• **Brief**
Go through the data below line by line and count those containing the word "Hedge". Reply with the count only.

• **Record set**
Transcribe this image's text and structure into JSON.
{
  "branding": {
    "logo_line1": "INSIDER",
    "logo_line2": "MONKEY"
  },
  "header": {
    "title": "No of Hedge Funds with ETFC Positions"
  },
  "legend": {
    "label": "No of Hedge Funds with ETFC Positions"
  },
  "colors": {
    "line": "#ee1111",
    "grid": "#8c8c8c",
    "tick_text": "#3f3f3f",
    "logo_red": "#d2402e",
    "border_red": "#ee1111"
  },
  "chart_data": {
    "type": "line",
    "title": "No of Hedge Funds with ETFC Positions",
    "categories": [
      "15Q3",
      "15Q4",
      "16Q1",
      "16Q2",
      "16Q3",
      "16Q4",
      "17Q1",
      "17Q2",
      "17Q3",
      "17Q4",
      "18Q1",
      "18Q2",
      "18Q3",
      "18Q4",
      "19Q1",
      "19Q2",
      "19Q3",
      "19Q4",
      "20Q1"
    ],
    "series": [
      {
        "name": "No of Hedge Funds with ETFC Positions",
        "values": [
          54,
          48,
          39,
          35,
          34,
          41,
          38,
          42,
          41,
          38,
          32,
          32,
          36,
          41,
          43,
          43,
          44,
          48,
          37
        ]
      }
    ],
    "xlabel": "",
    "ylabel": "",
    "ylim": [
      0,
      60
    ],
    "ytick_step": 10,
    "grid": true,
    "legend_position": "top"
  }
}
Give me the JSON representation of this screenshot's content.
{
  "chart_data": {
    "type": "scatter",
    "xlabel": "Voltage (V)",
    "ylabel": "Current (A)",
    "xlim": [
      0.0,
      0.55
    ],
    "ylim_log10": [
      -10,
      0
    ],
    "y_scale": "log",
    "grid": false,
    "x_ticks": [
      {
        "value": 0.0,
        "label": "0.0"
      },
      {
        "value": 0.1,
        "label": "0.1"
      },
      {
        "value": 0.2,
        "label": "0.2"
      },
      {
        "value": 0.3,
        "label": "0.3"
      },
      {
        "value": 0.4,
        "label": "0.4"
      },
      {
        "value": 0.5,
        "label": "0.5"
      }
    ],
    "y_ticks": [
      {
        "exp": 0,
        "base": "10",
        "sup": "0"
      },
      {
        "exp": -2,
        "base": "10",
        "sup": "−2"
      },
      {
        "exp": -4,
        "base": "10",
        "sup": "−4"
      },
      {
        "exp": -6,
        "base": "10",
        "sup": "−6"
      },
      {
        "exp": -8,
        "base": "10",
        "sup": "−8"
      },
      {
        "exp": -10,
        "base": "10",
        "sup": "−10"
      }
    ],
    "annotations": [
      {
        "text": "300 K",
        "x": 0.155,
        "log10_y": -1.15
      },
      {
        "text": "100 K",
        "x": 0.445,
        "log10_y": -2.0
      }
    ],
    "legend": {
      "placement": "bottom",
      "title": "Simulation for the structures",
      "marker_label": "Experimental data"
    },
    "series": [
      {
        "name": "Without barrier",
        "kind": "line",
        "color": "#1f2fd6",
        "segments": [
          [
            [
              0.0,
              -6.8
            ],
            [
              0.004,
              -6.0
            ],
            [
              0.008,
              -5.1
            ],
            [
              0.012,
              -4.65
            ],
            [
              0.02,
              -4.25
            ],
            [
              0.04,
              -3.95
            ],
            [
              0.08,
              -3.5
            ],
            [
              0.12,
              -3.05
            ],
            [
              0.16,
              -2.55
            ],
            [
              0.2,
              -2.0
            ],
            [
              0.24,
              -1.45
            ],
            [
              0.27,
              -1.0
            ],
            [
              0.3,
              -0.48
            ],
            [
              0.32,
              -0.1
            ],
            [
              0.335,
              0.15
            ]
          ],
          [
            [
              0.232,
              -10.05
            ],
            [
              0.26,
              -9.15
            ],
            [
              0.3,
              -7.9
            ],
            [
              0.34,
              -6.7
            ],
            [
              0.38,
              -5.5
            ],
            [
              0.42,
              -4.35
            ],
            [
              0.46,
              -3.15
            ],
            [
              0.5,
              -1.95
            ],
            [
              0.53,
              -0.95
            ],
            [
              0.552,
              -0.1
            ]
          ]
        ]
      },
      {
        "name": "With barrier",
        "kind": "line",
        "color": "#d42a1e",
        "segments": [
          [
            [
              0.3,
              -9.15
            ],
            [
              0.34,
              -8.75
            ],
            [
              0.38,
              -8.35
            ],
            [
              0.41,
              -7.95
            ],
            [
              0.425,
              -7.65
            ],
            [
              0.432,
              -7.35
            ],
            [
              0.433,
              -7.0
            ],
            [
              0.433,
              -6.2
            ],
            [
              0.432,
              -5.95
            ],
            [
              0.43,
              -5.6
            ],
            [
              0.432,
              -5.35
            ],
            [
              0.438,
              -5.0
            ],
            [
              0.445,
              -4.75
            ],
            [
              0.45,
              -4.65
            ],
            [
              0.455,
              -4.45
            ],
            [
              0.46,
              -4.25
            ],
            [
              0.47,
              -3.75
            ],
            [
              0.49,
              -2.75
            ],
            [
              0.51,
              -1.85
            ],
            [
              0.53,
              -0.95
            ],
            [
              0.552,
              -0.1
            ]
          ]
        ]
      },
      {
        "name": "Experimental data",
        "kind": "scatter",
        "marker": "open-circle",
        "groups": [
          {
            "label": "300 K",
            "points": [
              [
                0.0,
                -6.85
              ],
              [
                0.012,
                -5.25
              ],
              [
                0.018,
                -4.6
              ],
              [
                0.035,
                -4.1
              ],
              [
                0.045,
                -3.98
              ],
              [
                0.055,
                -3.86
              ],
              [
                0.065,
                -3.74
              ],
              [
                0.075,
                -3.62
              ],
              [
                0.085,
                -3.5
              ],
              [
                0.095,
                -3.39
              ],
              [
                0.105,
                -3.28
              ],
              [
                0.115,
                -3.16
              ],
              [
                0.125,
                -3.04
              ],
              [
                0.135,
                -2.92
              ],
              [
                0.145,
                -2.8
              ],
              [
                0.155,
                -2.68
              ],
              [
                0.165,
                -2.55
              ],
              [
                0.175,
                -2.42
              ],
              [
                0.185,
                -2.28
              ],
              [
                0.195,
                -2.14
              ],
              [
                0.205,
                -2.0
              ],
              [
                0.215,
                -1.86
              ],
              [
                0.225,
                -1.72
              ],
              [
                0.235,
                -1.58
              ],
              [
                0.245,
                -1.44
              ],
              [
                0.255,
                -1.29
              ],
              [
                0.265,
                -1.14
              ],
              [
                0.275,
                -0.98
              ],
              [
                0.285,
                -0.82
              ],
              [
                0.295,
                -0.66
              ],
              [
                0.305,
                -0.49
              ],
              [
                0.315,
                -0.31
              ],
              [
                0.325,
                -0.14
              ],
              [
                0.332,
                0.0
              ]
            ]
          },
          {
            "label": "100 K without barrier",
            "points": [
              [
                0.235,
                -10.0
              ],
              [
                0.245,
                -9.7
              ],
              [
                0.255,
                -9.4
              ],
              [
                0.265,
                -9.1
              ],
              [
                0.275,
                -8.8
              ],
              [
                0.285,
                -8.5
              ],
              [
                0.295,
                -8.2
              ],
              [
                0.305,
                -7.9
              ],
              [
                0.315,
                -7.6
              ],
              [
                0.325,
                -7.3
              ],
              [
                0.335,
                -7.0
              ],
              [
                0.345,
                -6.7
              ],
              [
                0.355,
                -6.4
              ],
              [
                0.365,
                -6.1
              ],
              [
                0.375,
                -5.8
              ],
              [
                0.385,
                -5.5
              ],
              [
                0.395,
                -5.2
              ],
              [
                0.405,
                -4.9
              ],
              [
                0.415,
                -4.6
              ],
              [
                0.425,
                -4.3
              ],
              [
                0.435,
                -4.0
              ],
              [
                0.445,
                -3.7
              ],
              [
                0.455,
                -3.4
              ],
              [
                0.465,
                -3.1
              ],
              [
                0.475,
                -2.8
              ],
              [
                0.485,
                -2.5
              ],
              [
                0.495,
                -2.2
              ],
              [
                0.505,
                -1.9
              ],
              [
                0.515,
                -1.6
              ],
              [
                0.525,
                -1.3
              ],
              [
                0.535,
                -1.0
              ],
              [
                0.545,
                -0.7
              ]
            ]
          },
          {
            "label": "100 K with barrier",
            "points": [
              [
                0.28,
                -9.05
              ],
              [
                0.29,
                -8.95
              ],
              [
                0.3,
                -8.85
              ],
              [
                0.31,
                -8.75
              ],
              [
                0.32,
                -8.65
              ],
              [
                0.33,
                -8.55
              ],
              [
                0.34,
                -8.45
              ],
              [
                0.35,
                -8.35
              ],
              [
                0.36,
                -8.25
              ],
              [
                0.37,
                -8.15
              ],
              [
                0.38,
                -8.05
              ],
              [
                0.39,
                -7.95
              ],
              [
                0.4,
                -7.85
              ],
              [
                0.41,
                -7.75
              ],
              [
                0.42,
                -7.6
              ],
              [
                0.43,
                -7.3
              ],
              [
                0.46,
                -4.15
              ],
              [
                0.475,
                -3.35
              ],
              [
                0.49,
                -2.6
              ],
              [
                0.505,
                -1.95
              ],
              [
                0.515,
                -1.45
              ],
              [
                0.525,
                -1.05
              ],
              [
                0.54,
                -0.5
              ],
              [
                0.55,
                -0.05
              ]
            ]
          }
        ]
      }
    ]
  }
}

• **Worked solution**
4